§ **Task directions**
For the string "elevhälsan", find every matching line in the records and copy it.

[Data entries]
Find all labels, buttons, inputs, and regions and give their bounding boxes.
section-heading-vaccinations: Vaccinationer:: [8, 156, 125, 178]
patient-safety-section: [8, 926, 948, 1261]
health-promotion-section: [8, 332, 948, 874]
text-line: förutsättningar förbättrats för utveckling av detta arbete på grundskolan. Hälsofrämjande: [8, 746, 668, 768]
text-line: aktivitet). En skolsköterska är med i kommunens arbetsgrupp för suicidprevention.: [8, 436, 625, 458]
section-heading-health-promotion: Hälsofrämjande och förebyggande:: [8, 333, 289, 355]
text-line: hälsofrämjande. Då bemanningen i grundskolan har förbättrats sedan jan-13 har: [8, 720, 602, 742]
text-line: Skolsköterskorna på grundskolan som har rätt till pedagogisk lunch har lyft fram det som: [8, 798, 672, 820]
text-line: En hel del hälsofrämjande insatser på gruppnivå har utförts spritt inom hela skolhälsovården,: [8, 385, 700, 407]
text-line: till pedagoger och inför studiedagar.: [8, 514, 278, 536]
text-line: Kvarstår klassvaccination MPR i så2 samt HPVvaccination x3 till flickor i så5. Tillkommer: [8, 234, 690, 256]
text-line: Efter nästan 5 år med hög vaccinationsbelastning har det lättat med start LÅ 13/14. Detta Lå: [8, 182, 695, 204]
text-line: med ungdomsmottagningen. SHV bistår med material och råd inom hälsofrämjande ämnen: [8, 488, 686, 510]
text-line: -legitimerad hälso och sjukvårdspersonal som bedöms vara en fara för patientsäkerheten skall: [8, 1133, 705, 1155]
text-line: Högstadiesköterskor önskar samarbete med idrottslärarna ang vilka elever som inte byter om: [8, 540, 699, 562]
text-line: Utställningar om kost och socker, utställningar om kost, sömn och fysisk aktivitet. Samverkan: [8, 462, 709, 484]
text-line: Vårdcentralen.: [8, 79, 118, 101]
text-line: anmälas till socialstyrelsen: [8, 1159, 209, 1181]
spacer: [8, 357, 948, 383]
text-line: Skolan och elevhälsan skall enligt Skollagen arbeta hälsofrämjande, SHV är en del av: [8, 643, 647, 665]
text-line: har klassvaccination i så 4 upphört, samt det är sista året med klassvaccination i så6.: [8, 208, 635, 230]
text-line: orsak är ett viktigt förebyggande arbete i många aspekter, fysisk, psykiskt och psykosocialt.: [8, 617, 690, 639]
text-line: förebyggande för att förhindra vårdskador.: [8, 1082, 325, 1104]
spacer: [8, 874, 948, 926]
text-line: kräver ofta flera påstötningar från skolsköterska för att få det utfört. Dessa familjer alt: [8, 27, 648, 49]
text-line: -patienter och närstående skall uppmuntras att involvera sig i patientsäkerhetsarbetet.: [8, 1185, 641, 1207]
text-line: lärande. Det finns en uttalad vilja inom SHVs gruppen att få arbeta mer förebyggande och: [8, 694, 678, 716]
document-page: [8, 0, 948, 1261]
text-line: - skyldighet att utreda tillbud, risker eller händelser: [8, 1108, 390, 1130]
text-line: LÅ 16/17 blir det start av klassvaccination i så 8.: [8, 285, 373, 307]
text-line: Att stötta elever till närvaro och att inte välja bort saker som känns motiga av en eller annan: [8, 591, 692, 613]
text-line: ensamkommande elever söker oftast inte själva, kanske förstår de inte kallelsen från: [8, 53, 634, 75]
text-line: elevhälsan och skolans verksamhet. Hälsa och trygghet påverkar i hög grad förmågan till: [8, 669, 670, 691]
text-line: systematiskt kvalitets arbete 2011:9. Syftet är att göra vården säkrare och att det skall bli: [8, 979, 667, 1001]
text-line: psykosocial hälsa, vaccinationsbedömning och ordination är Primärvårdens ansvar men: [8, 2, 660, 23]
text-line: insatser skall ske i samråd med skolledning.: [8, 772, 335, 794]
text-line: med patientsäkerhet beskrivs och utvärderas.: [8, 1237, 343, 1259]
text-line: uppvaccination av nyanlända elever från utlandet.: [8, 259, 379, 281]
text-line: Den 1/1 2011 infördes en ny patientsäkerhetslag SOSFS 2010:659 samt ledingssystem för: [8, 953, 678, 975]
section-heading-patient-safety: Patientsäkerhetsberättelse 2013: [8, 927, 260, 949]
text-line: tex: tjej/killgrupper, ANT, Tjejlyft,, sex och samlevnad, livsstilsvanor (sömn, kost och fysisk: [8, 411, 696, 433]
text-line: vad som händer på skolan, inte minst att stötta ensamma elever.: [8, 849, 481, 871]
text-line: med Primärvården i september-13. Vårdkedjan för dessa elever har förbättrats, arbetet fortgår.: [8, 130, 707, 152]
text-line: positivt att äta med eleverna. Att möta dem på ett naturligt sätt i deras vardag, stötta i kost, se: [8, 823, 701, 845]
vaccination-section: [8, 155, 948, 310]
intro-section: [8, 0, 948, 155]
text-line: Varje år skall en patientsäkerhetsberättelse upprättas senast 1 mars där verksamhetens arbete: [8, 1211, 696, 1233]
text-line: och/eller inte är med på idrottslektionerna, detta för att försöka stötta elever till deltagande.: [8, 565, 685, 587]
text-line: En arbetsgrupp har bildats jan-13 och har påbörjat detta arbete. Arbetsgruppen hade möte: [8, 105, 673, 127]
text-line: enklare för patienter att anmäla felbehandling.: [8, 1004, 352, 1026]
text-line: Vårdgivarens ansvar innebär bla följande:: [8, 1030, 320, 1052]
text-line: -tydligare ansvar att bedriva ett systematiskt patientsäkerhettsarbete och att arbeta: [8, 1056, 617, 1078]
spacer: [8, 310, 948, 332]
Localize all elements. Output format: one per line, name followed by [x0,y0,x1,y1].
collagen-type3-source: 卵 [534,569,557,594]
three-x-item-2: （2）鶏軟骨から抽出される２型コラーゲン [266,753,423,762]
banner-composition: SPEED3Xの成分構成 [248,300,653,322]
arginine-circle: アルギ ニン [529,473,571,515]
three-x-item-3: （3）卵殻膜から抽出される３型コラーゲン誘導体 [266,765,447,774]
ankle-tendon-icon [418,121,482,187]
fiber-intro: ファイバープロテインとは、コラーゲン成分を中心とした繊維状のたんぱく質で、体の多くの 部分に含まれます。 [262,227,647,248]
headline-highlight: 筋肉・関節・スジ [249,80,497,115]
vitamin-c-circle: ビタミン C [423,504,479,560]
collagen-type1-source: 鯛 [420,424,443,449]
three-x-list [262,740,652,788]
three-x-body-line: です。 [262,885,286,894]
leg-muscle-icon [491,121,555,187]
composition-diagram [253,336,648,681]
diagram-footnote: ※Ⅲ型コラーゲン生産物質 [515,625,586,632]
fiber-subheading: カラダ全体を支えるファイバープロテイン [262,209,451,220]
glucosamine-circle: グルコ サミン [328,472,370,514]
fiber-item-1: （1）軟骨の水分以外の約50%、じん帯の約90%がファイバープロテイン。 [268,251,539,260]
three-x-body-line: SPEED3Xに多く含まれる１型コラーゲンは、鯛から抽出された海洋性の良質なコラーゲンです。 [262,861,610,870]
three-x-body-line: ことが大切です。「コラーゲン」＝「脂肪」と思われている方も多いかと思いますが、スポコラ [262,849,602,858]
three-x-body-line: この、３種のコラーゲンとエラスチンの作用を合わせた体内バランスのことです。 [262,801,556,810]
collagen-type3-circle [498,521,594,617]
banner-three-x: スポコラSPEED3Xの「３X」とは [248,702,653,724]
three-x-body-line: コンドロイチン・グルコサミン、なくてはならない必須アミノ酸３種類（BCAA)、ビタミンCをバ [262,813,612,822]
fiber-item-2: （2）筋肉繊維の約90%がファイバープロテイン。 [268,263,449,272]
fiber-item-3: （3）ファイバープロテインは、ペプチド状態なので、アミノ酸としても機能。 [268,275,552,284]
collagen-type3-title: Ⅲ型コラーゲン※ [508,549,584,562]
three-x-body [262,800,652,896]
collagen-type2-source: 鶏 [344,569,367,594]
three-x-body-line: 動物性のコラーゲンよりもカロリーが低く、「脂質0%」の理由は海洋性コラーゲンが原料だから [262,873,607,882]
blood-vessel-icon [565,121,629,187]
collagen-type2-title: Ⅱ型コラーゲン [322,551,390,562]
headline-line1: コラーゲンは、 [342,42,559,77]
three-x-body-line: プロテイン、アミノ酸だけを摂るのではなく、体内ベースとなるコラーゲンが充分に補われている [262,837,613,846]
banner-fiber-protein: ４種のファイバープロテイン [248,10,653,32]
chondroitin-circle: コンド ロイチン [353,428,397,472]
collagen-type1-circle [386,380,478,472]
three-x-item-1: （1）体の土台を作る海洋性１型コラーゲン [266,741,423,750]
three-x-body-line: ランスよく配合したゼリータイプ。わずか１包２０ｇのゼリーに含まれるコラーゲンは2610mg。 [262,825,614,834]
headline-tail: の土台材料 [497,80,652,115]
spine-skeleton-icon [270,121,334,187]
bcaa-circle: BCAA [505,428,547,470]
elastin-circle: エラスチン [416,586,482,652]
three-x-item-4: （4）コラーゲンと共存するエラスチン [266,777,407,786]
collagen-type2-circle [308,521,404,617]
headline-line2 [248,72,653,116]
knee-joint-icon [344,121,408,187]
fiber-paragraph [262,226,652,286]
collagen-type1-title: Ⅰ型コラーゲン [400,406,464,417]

§ **Result for this exercise**
text-line: Skolan och elevhälsan skall enligt Skollagen arbeta hälsofrämjande, SHV är en del av: [8, 643, 647, 665]
text-line: elevhälsan och skolans verksamhet. Hälsa och trygghet påverkar i hög grad förmågan till: [8, 669, 670, 691]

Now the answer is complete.